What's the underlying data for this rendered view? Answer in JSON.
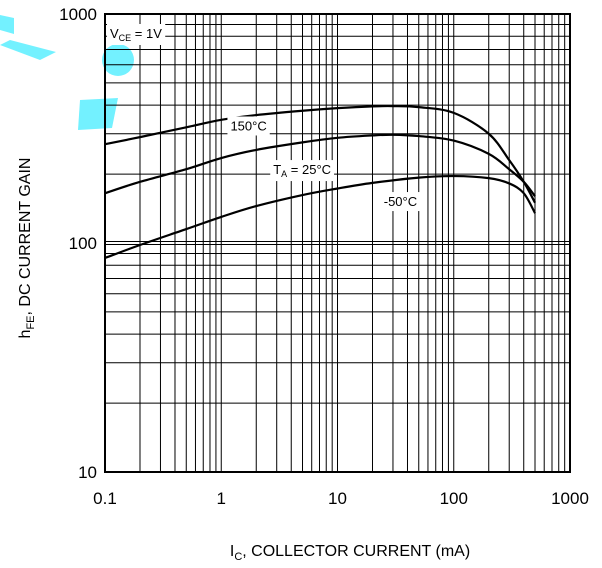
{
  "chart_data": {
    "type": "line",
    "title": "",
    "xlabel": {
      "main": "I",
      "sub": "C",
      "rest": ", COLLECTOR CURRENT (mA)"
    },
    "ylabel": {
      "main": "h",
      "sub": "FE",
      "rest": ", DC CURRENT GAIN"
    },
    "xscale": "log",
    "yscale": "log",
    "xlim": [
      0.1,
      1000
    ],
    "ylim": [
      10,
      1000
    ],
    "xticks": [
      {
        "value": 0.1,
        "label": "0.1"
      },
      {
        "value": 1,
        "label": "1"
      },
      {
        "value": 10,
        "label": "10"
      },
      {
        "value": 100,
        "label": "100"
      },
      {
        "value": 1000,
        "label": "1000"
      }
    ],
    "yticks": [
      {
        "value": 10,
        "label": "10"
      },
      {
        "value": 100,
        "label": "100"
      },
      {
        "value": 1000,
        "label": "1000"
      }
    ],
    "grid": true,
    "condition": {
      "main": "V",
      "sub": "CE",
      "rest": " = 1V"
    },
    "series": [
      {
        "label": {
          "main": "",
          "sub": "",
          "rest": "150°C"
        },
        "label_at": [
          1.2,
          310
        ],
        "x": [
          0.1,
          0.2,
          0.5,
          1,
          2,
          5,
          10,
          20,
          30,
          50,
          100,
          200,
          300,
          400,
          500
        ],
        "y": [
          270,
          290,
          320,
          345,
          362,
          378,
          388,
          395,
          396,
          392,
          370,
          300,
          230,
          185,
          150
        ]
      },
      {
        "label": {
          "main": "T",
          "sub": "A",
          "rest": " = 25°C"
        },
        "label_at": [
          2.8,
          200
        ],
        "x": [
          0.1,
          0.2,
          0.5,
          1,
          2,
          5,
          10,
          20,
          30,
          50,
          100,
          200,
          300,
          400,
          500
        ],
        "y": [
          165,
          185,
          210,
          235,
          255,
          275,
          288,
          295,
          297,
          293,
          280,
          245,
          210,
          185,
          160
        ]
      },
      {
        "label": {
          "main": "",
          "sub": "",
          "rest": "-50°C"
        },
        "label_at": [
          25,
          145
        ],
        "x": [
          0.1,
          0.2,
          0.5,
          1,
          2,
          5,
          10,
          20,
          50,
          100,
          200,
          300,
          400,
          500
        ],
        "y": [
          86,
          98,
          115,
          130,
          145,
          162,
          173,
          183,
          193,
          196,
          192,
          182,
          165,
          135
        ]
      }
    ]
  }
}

==*==

_Directive:_ Go through the data above and find the lines with the word "CURRENT". Copy each of those lines.

_Final answer:_
      "rest": ", COLLECTOR CURRENT (mA)"
      "rest": ", DC CURRENT GAIN"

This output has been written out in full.